### THE TASK
Every entry below should be transcribed exactly; pictures stay out of the copy.
begin DATA PROVIDED
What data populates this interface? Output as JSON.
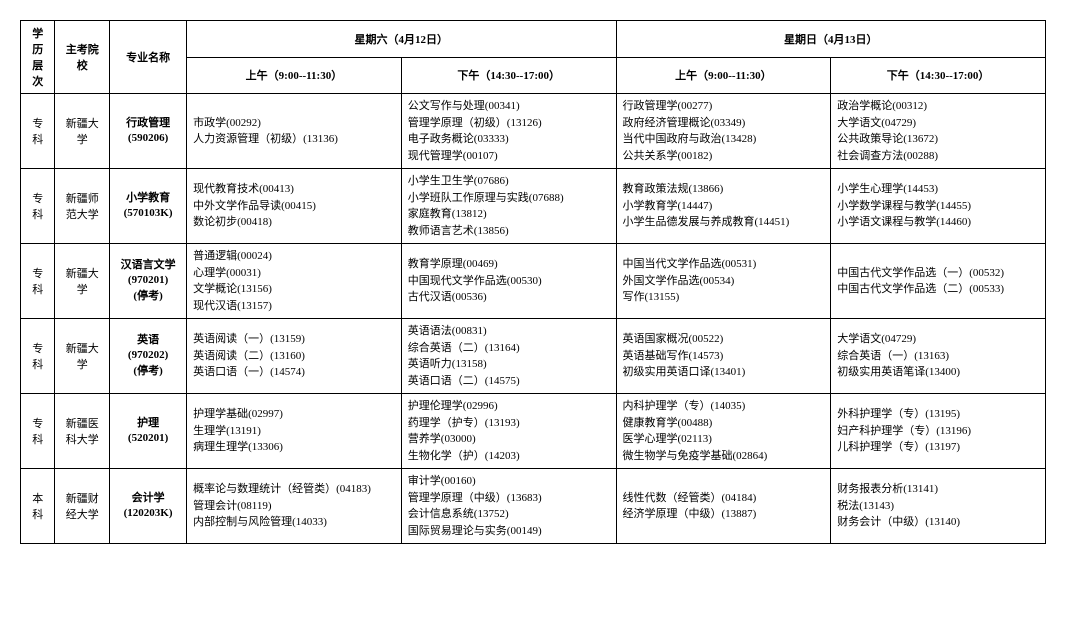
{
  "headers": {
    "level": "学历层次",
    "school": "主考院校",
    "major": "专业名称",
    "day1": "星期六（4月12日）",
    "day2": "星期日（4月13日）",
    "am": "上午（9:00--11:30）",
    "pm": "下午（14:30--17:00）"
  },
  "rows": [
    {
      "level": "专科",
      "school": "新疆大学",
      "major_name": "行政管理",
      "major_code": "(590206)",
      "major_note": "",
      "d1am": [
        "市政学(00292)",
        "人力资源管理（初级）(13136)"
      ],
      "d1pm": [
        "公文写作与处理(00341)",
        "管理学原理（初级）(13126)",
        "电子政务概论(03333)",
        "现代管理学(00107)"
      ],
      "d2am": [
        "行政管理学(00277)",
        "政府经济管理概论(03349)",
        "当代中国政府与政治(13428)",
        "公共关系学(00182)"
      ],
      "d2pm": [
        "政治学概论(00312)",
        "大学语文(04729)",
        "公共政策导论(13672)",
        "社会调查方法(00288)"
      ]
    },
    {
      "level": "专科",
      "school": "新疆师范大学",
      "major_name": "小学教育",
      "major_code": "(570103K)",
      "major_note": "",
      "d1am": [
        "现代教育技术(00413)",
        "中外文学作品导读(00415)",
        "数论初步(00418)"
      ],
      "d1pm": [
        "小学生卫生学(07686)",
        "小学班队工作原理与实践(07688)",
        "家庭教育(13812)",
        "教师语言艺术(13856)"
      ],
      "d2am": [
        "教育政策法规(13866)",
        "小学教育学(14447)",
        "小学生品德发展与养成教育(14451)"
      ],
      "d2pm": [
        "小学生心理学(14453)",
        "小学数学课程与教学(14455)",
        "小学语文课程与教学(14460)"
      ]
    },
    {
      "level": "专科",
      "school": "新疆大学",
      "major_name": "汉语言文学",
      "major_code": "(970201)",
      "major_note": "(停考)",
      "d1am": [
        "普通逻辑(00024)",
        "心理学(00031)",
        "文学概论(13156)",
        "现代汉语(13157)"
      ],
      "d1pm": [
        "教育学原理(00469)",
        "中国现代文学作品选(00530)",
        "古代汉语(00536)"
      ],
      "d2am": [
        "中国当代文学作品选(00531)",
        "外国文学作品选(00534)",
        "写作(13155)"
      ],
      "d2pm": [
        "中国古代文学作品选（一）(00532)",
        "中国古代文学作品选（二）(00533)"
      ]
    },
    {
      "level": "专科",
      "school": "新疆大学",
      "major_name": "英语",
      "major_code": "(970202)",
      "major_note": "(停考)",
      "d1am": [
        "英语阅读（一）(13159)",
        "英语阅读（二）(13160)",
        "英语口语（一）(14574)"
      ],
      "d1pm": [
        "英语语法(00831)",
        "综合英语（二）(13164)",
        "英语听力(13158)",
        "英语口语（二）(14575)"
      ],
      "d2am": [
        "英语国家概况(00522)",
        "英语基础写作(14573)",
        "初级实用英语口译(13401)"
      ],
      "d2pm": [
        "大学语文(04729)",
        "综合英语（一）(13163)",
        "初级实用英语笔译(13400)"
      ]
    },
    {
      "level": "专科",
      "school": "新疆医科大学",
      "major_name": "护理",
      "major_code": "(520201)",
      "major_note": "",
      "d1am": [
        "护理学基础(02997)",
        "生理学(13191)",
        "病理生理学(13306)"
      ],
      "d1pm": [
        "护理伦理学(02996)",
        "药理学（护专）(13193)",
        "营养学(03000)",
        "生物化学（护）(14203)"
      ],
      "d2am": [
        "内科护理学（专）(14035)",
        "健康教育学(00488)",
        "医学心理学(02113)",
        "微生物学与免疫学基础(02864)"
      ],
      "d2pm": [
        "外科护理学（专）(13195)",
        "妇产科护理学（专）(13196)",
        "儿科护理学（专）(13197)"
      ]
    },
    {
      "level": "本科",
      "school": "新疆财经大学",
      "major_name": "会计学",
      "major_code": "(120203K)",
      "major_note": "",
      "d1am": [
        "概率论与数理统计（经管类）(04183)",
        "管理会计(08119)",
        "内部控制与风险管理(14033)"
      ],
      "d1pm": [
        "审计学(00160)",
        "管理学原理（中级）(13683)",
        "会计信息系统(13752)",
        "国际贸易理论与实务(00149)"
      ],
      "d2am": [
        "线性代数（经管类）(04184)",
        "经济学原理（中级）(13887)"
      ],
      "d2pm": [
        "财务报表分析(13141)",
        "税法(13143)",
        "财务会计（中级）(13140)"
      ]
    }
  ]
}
end DATA PROVIDED
### CORRECT ANSWER
What data populates this interface? Output as JSON.
{
  "headers": {
    "level": "学历层次",
    "school": "主考院校",
    "major": "专业名称",
    "day1": "星期六（4月12日）",
    "day2": "星期日（4月13日）",
    "am": "上午（9:00--11:30）",
    "pm": "下午（14:30--17:00）"
  },
  "rows": [
    {
      "level": "专科",
      "school": "新疆大学",
      "major_name": "行政管理",
      "major_code": "(590206)",
      "major_note": "",
      "d1am": [
        "市政学(00292)",
        "人力资源管理（初级）(13136)"
      ],
      "d1pm": [
        "公文写作与处理(00341)",
        "管理学原理（初级）(13126)",
        "电子政务概论(03333)",
        "现代管理学(00107)"
      ],
      "d2am": [
        "行政管理学(00277)",
        "政府经济管理概论(03349)",
        "当代中国政府与政治(13428)",
        "公共关系学(00182)"
      ],
      "d2pm": [
        "政治学概论(00312)",
        "大学语文(04729)",
        "公共政策导论(13672)",
        "社会调查方法(00288)"
      ]
    },
    {
      "level": "专科",
      "school": "新疆师范大学",
      "major_name": "小学教育",
      "major_code": "(570103K)",
      "major_note": "",
      "d1am": [
        "现代教育技术(00413)",
        "中外文学作品导读(00415)",
        "数论初步(00418)"
      ],
      "d1pm": [
        "小学生卫生学(07686)",
        "小学班队工作原理与实践(07688)",
        "家庭教育(13812)",
        "教师语言艺术(13856)"
      ],
      "d2am": [
        "教育政策法规(13866)",
        "小学教育学(14447)",
        "小学生品德发展与养成教育(14451)"
      ],
      "d2pm": [
        "小学生心理学(14453)",
        "小学数学课程与教学(14455)",
        "小学语文课程与教学(14460)"
      ]
    },
    {
      "level": "专科",
      "school": "新疆大学",
      "major_name": "汉语言文学",
      "major_code": "(970201)",
      "major_note": "(停考)",
      "d1am": [
        "普通逻辑(00024)",
        "心理学(00031)",
        "文学概论(13156)",
        "现代汉语(13157)"
      ],
      "d1pm": [
        "教育学原理(00469)",
        "中国现代文学作品选(00530)",
        "古代汉语(00536)"
      ],
      "d2am": [
        "中国当代文学作品选(00531)",
        "外国文学作品选(00534)",
        "写作(13155)"
      ],
      "d2pm": [
        "中国古代文学作品选（一）(00532)",
        "中国古代文学作品选（二）(00533)"
      ]
    },
    {
      "level": "专科",
      "school": "新疆大学",
      "major_name": "英语",
      "major_code": "(970202)",
      "major_note": "(停考)",
      "d1am": [
        "英语阅读（一）(13159)",
        "英语阅读（二）(13160)",
        "英语口语（一）(14574)"
      ],
      "d1pm": [
        "英语语法(00831)",
        "综合英语（二）(13164)",
        "英语听力(13158)",
        "英语口语（二）(14575)"
      ],
      "d2am": [
        "英语国家概况(00522)",
        "英语基础写作(14573)",
        "初级实用英语口译(13401)"
      ],
      "d2pm": [
        "大学语文(04729)",
        "综合英语（一）(13163)",
        "初级实用英语笔译(13400)"
      ]
    },
    {
      "level": "专科",
      "school": "新疆医科大学",
      "major_name": "护理",
      "major_code": "(520201)",
      "major_note": "",
      "d1am": [
        "护理学基础(02997)",
        "生理学(13191)",
        "病理生理学(13306)"
      ],
      "d1pm": [
        "护理伦理学(02996)",
        "药理学（护专）(13193)",
        "营养学(03000)",
        "生物化学（护）(14203)"
      ],
      "d2am": [
        "内科护理学（专）(14035)",
        "健康教育学(00488)",
        "医学心理学(02113)",
        "微生物学与免疫学基础(02864)"
      ],
      "d2pm": [
        "外科护理学（专）(13195)",
        "妇产科护理学（专）(13196)",
        "儿科护理学（专）(13197)"
      ]
    },
    {
      "level": "本科",
      "school": "新疆财经大学",
      "major_name": "会计学",
      "major_code": "(120203K)",
      "major_note": "",
      "d1am": [
        "概率论与数理统计（经管类）(04183)",
        "管理会计(08119)",
        "内部控制与风险管理(14033)"
      ],
      "d1pm": [
        "审计学(00160)",
        "管理学原理（中级）(13683)",
        "会计信息系统(13752)",
        "国际贸易理论与实务(00149)"
      ],
      "d2am": [
        "线性代数（经管类）(04184)",
        "经济学原理（中级）(13887)"
      ],
      "d2pm": [
        "财务报表分析(13141)",
        "税法(13143)",
        "财务会计（中级）(13140)"
      ]
    }
  ]
}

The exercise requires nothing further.